• GIVEN REQUEST: Repeat the listing that follows, character for character, minus the pictures.

• RECORD EXTRACTS:
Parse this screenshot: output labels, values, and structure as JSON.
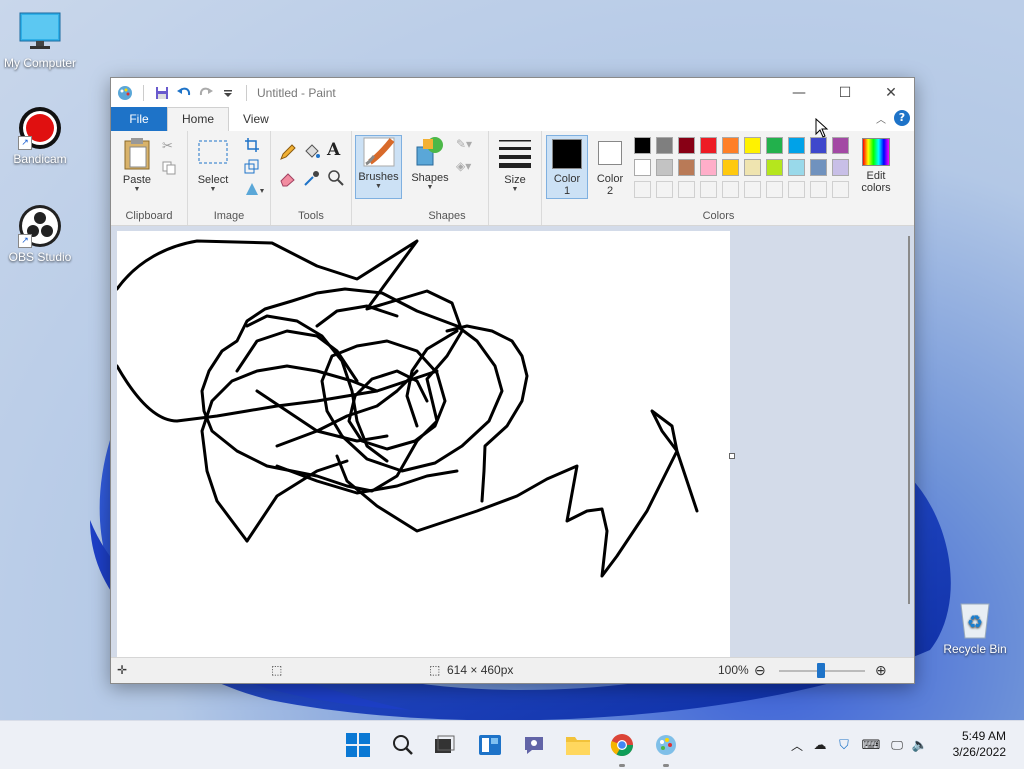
{
  "desktop": {
    "icons": [
      {
        "label": "My Computer"
      },
      {
        "label": "Bandicam"
      },
      {
        "label": "OBS Studio"
      },
      {
        "label": "Recycle Bin"
      }
    ]
  },
  "window": {
    "title": "Untitled - Paint",
    "controls": {
      "minimize": "—",
      "maximize": "☐",
      "close": "✕"
    }
  },
  "tabs": [
    {
      "label": "File"
    },
    {
      "label": "Home"
    },
    {
      "label": "View"
    }
  ],
  "ribbon": {
    "clipboard": {
      "group": "Clipboard",
      "paste": "Paste"
    },
    "image": {
      "group": "Image",
      "select": "Select"
    },
    "tools": {
      "group": "Tools"
    },
    "brushes": {
      "label": "Brushes"
    },
    "shapes": {
      "group": "Shapes",
      "shapes": "Shapes"
    },
    "size": {
      "label": "Size"
    },
    "colors": {
      "group": "Colors",
      "color1": {
        "line1": "Color",
        "line2": "1",
        "value": "#000000"
      },
      "color2": {
        "line1": "Color",
        "line2": "2",
        "value": "#ffffff"
      },
      "edit_line1": "Edit",
      "edit_line2": "colors",
      "row1": [
        "#000000",
        "#7f7f7f",
        "#880015",
        "#ed1c24",
        "#ff7f27",
        "#fff200",
        "#22b14c",
        "#00a2e8",
        "#3f48cc",
        "#a349a4"
      ],
      "row2": [
        "#ffffff",
        "#c3c3c3",
        "#b97a57",
        "#ffaec9",
        "#ffc90e",
        "#efe4b0",
        "#b5e61d",
        "#99d9ea",
        "#7092be",
        "#c8bfe7"
      ],
      "row3": [
        "#f3f3f3",
        "#f3f3f3",
        "#f3f3f3",
        "#f3f3f3",
        "#f3f3f3",
        "#f3f3f3",
        "#f3f3f3",
        "#f3f3f3",
        "#f3f3f3",
        "#f3f3f3"
      ]
    }
  },
  "status": {
    "canvas_size": "614 × 460px",
    "zoom": "100%"
  },
  "taskbar": {
    "time": "5:49 AM",
    "date": "3/26/2022"
  }
}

• RESPONSE FOR THIS EXERCISE:
Parse this screenshot: output labels, values, and structure as JSON.
{
  "desktop": {
    "icons": [
      {
        "label": "My Computer"
      },
      {
        "label": "Bandicam"
      },
      {
        "label": "OBS Studio"
      },
      {
        "label": "Recycle Bin"
      }
    ]
  },
  "window": {
    "title": "Untitled - Paint",
    "controls": {
      "minimize": "—",
      "maximize": "☐",
      "close": "✕"
    }
  },
  "tabs": [
    {
      "label": "File"
    },
    {
      "label": "Home"
    },
    {
      "label": "View"
    }
  ],
  "ribbon": {
    "clipboard": {
      "group": "Clipboard",
      "paste": "Paste"
    },
    "image": {
      "group": "Image",
      "select": "Select"
    },
    "tools": {
      "group": "Tools"
    },
    "brushes": {
      "label": "Brushes"
    },
    "shapes": {
      "group": "Shapes",
      "shapes": "Shapes"
    },
    "size": {
      "label": "Size"
    },
    "colors": {
      "group": "Colors",
      "color1": {
        "line1": "Color",
        "line2": "1",
        "value": "#000000"
      },
      "color2": {
        "line1": "Color",
        "line2": "2",
        "value": "#ffffff"
      },
      "edit_line1": "Edit",
      "edit_line2": "colors",
      "row1": [
        "#000000",
        "#7f7f7f",
        "#880015",
        "#ed1c24",
        "#ff7f27",
        "#fff200",
        "#22b14c",
        "#00a2e8",
        "#3f48cc",
        "#a349a4"
      ],
      "row2": [
        "#ffffff",
        "#c3c3c3",
        "#b97a57",
        "#ffaec9",
        "#ffc90e",
        "#efe4b0",
        "#b5e61d",
        "#99d9ea",
        "#7092be",
        "#c8bfe7"
      ],
      "row3": [
        "#f3f3f3",
        "#f3f3f3",
        "#f3f3f3",
        "#f3f3f3",
        "#f3f3f3",
        "#f3f3f3",
        "#f3f3f3",
        "#f3f3f3",
        "#f3f3f3",
        "#f3f3f3"
      ]
    }
  },
  "status": {
    "canvas_size": "614 × 460px",
    "zoom": "100%"
  },
  "taskbar": {
    "time": "5:49 AM",
    "date": "3/26/2022"
  }
}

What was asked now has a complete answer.